(Structured figure records)
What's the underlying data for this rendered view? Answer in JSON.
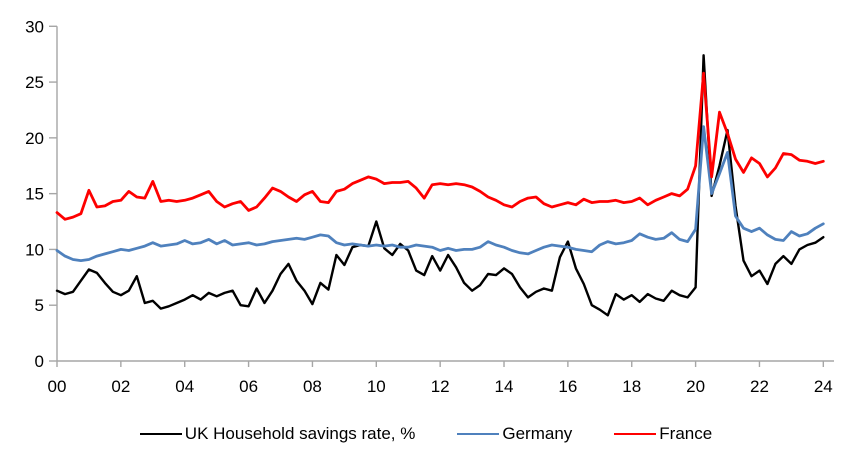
{
  "chart_data": {
    "type": "line",
    "title": "",
    "xlabel": "",
    "ylabel": "",
    "grid": false,
    "legend_position": "bottom",
    "x_axis": {
      "frequency": "quarterly",
      "start_year": 2000,
      "end_year": 2024,
      "tick_labels": [
        "00",
        "02",
        "04",
        "06",
        "08",
        "10",
        "12",
        "14",
        "16",
        "18",
        "20",
        "22",
        "24"
      ],
      "tick_years": [
        0,
        2,
        4,
        6,
        8,
        10,
        12,
        14,
        16,
        18,
        20,
        22,
        24
      ]
    },
    "y_axis": {
      "min": 0,
      "max": 30,
      "ticks": [
        0,
        5,
        10,
        15,
        20,
        25,
        30
      ],
      "tick_labels": [
        "0",
        "5",
        "10",
        "15",
        "20",
        "25",
        "30"
      ]
    },
    "axis_color": "#a6a6a6",
    "series": [
      {
        "name": "UK Household savings rate, %",
        "color": "#000000",
        "width": 2.4,
        "values": [
          6.3,
          6.0,
          6.2,
          7.2,
          8.2,
          7.9,
          7.0,
          6.2,
          5.9,
          6.3,
          7.6,
          5.2,
          5.4,
          4.7,
          4.9,
          5.2,
          5.5,
          5.9,
          5.5,
          6.1,
          5.8,
          6.1,
          6.3,
          5.0,
          4.9,
          6.5,
          5.2,
          6.3,
          7.8,
          8.7,
          7.2,
          6.3,
          5.1,
          7.0,
          6.4,
          9.5,
          8.6,
          10.2,
          10.4,
          10.3,
          12.5,
          10.1,
          9.5,
          10.5,
          9.9,
          8.1,
          7.7,
          9.4,
          8.1,
          9.5,
          8.4,
          7.0,
          6.3,
          6.8,
          7.8,
          7.7,
          8.3,
          7.8,
          6.6,
          5.7,
          6.2,
          6.5,
          6.3,
          9.3,
          10.7,
          8.3,
          6.9,
          5.0,
          4.6,
          4.1,
          6.0,
          5.5,
          5.9,
          5.3,
          6.0,
          5.6,
          5.4,
          6.3,
          5.9,
          5.7,
          6.6,
          27.4,
          14.8,
          17.5,
          20.7,
          13.9,
          9.0,
          7.6,
          8.1,
          6.9,
          8.7,
          9.4,
          8.7,
          10.0,
          10.4,
          10.6,
          11.1
        ]
      },
      {
        "name": "Germany",
        "color": "#4f81bd",
        "width": 2.8,
        "values": [
          9.9,
          9.4,
          9.1,
          9.0,
          9.1,
          9.4,
          9.6,
          9.8,
          10.0,
          9.9,
          10.1,
          10.3,
          10.6,
          10.3,
          10.4,
          10.5,
          10.8,
          10.5,
          10.6,
          10.9,
          10.5,
          10.8,
          10.4,
          10.5,
          10.6,
          10.4,
          10.5,
          10.7,
          10.8,
          10.9,
          11.0,
          10.9,
          11.1,
          11.3,
          11.2,
          10.6,
          10.4,
          10.5,
          10.4,
          10.3,
          10.4,
          10.3,
          10.4,
          10.2,
          10.2,
          10.4,
          10.3,
          10.2,
          9.9,
          10.1,
          9.9,
          10.0,
          10.0,
          10.2,
          10.7,
          10.4,
          10.2,
          9.9,
          9.7,
          9.6,
          9.9,
          10.2,
          10.4,
          10.3,
          10.2,
          10.0,
          9.9,
          9.8,
          10.4,
          10.7,
          10.5,
          10.6,
          10.8,
          11.4,
          11.1,
          10.9,
          11.0,
          11.5,
          10.9,
          10.7,
          11.8,
          21.0,
          15.0,
          16.8,
          18.7,
          13.0,
          11.9,
          11.6,
          11.9,
          11.3,
          10.9,
          10.8,
          11.6,
          11.2,
          11.4,
          11.9,
          12.3
        ]
      },
      {
        "name": "France",
        "color": "#fe0000",
        "width": 2.8,
        "values": [
          13.3,
          12.7,
          12.9,
          13.2,
          15.3,
          13.8,
          13.9,
          14.3,
          14.4,
          15.2,
          14.7,
          14.6,
          16.1,
          14.3,
          14.4,
          14.3,
          14.4,
          14.6,
          14.9,
          15.2,
          14.3,
          13.8,
          14.1,
          14.3,
          13.5,
          13.8,
          14.6,
          15.5,
          15.2,
          14.7,
          14.3,
          14.9,
          15.2,
          14.3,
          14.2,
          15.2,
          15.4,
          15.9,
          16.2,
          16.5,
          16.3,
          15.9,
          16.0,
          16.0,
          16.1,
          15.5,
          14.6,
          15.8,
          15.9,
          15.8,
          15.9,
          15.8,
          15.6,
          15.2,
          14.7,
          14.4,
          14.0,
          13.8,
          14.3,
          14.6,
          14.7,
          14.1,
          13.8,
          14.0,
          14.2,
          14.0,
          14.5,
          14.2,
          14.3,
          14.3,
          14.4,
          14.2,
          14.3,
          14.6,
          14.0,
          14.4,
          14.7,
          15.0,
          14.8,
          15.4,
          17.5,
          25.8,
          16.5,
          22.3,
          20.4,
          18.1,
          16.9,
          18.2,
          17.7,
          16.5,
          17.3,
          18.6,
          18.5,
          18.0,
          17.9,
          17.7,
          17.9
        ]
      }
    ]
  },
  "legend": {
    "items": [
      {
        "label": "UK Household savings rate, %"
      },
      {
        "label": "Germany"
      },
      {
        "label": "France"
      }
    ]
  }
}
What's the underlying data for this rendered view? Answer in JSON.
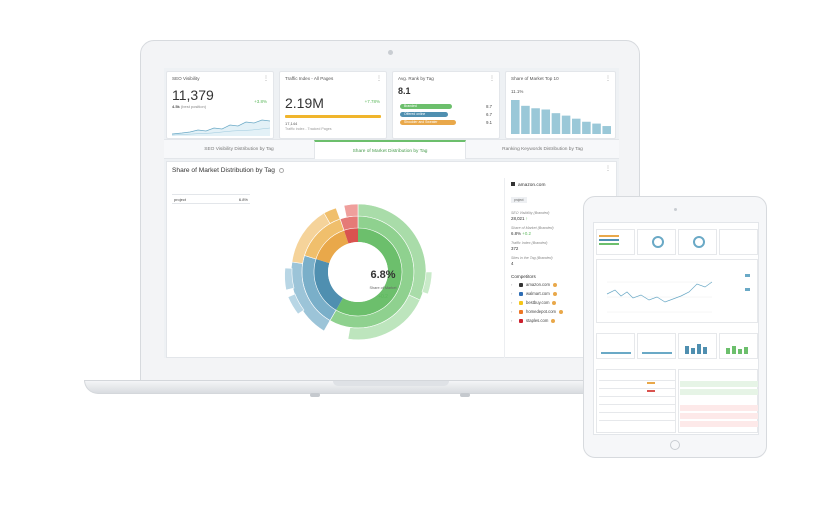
{
  "kpis": {
    "seo_visibility": {
      "title": "SEO Visibility",
      "value": "11,379",
      "change": "+3.8%",
      "sub_value": "4.5k",
      "sub_label": "(best position)"
    },
    "traffic_index": {
      "title": "Traffic Index - All Pages",
      "value": "2.19M",
      "change": "+7.78%",
      "sub_value": "17,144",
      "sub_label": "Traffic index - Tracked Pages"
    },
    "avg_rank": {
      "title": "Avg. Rank by Tag",
      "value": "8.1",
      "rows": [
        {
          "label": "Branded",
          "value": "8.7",
          "color": "#6cbf6c"
        },
        {
          "label": "Offered online",
          "value": "6.7",
          "color": "#4f8fb0"
        },
        {
          "label": "Shoulder and Sweater",
          "value": "9.1",
          "color": "#e9a84a"
        }
      ]
    },
    "share_top10": {
      "title": "Share of Market Top 10",
      "value": "11.1%",
      "bars": [
        11.1,
        9.2,
        8.4,
        8.0,
        6.8,
        6.0,
        5.0,
        4.0,
        3.4,
        2.6
      ]
    }
  },
  "tabs": [
    {
      "label": "SEO Visibility Distribution by Tag",
      "active": false
    },
    {
      "label": "Share of Market Distribution by Tag",
      "active": true
    },
    {
      "label": "Ranking Keywords Distribution by Tag",
      "active": false
    }
  ],
  "panel": {
    "title": "Share of Market Distribution by Tag",
    "project_label": "project",
    "project_value": "6.8%",
    "center_value": "6.8%",
    "center_label": "Share of Market",
    "center_change": "+0.2"
  },
  "side": {
    "domain": "amazon.com",
    "badge": "project",
    "metrics": [
      {
        "label": "SEO Visibility (Branded)",
        "value": "28,021",
        "extra": "↑"
      },
      {
        "label": "Share of Market (Branded)",
        "value": "6.8%",
        "extra": "+0.2"
      },
      {
        "label": "Traffic Index (Branded)",
        "value": "372",
        "extra": ""
      },
      {
        "label": "Sites in the Tag (Branded)",
        "value": "4",
        "extra": ""
      }
    ],
    "competitors_label": "Competitors",
    "share_label": "Share of",
    "competitors": [
      {
        "name": "amazon.com",
        "color": "#333333",
        "dot": "#e9a84a"
      },
      {
        "name": "walmart.com",
        "color": "#2e6db4",
        "dot": "#e9a84a"
      },
      {
        "name": "bestbuy.com",
        "color": "#f5c518",
        "dot": "#e9a84a"
      },
      {
        "name": "homedepot.com",
        "color": "#ee7623",
        "dot": "#e9a84a"
      },
      {
        "name": "staples.com",
        "color": "#cc1f2d",
        "dot": "#e9a84a"
      }
    ]
  },
  "colors": {
    "green": "#6cbf6c",
    "blue": "#4f8fb0",
    "orange": "#e9a84a",
    "red": "#d9534f"
  }
}
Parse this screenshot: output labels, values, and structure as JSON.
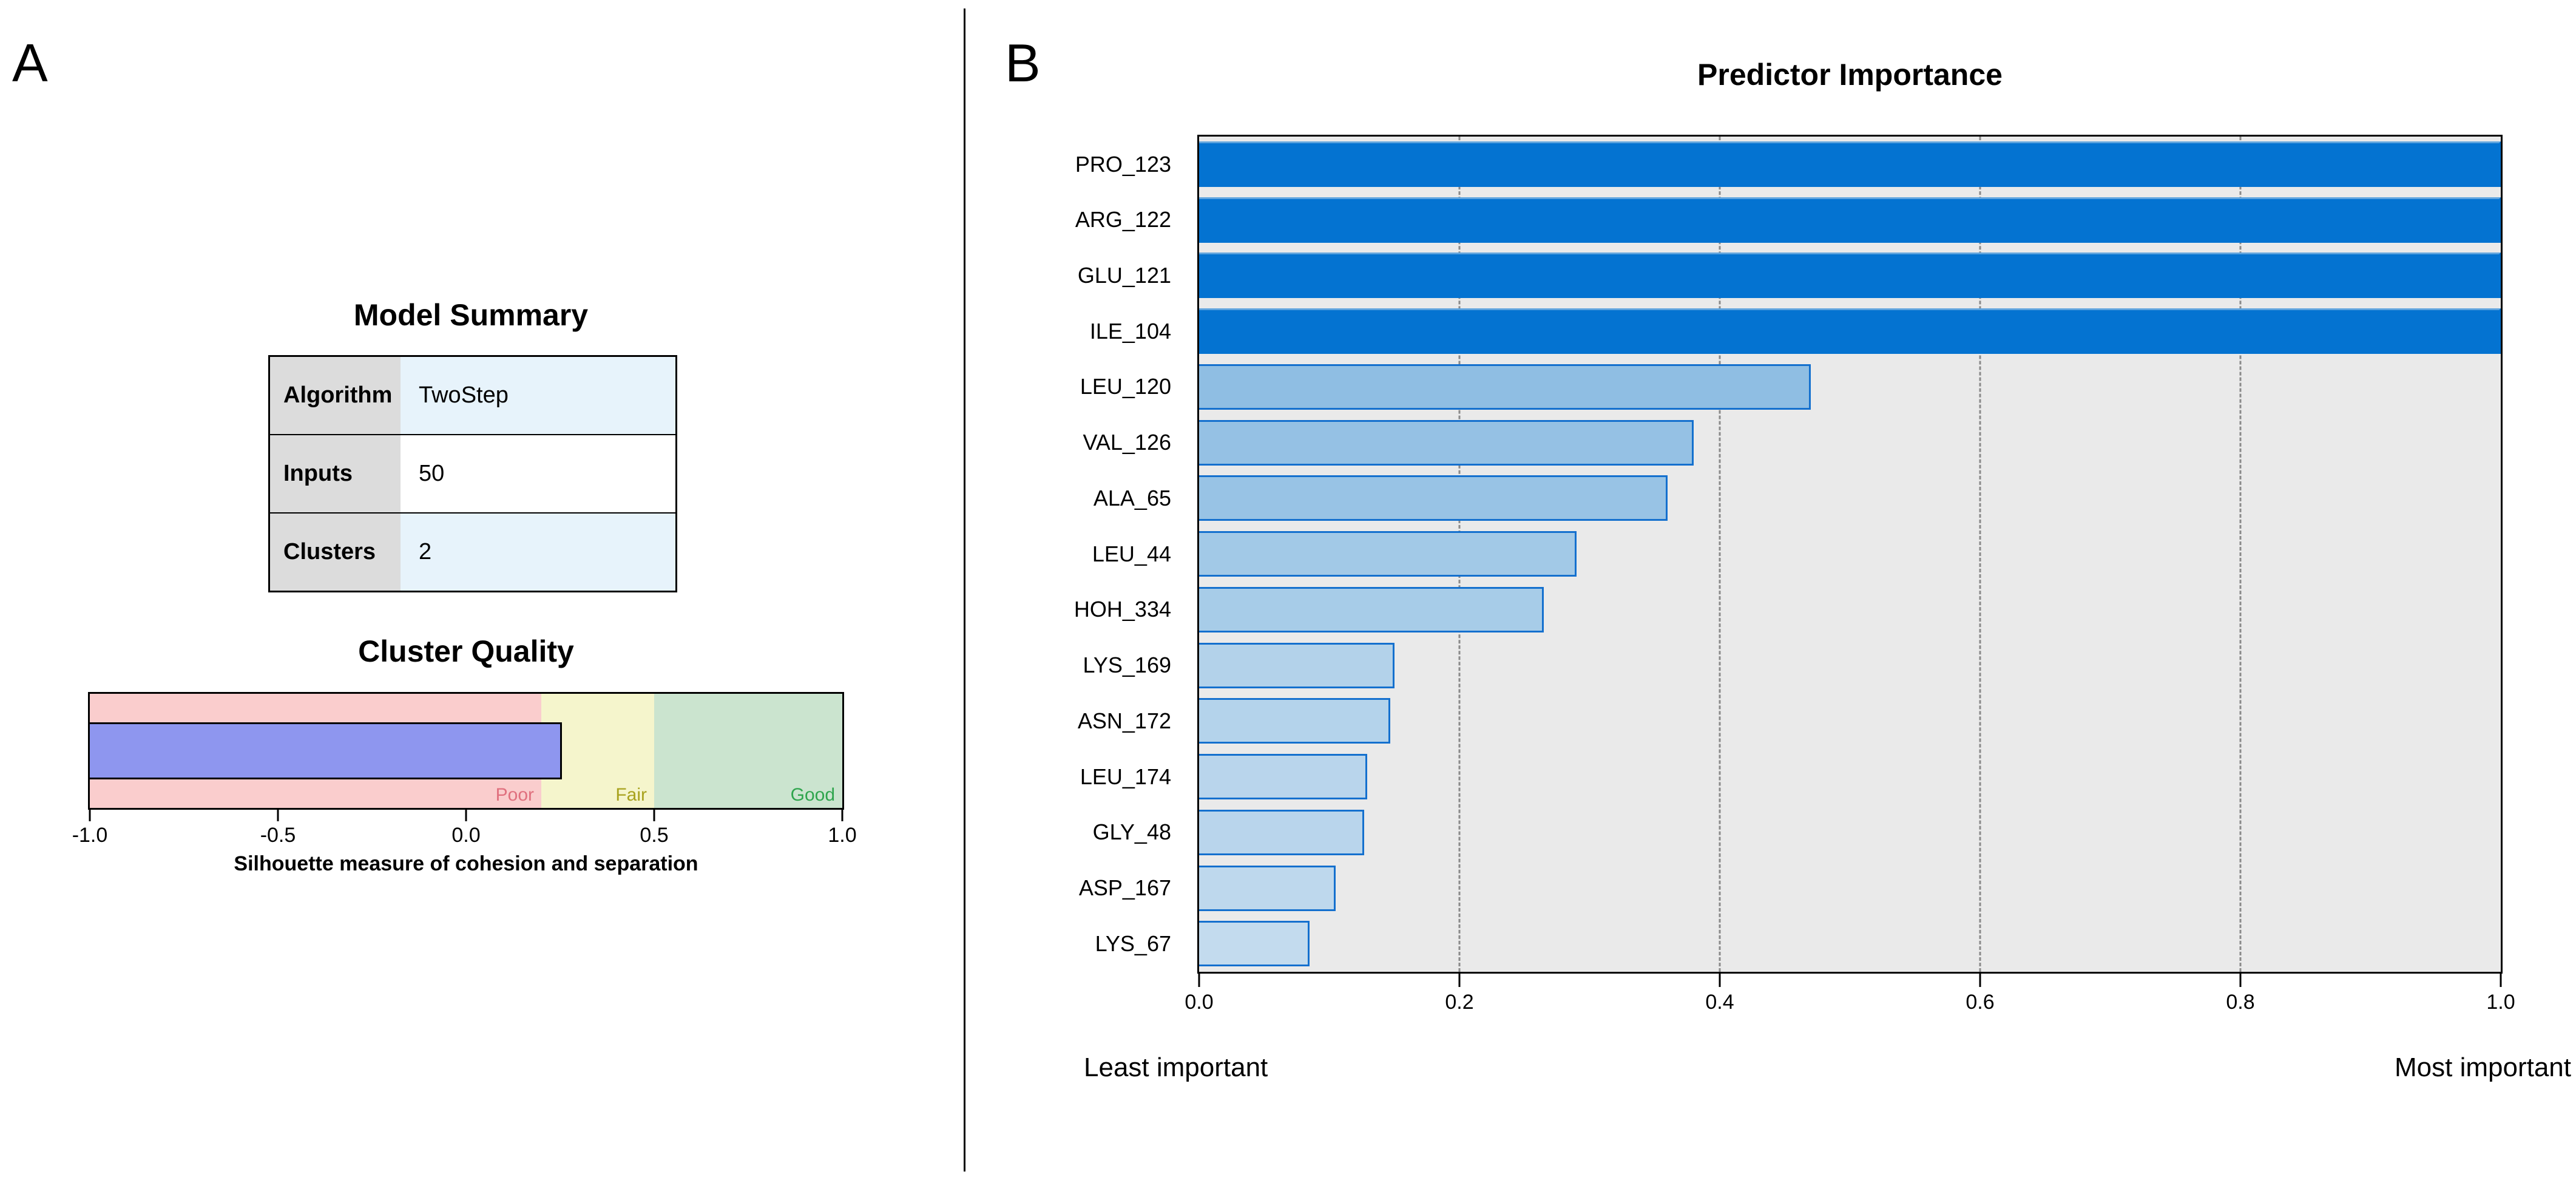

◆ WHAT YOU SHOULD DO: Copy all lines of the material above where the string "Branded" occurs.

◆ THE OUTPUT:
          "label": "Branded",
        "label": "SEO Visibility (Branded)",
        "label": "Share of Market (Branded)",
        "label": "Traffic Index (Branded)",
        "label": "Sites in the Tag (Branded)",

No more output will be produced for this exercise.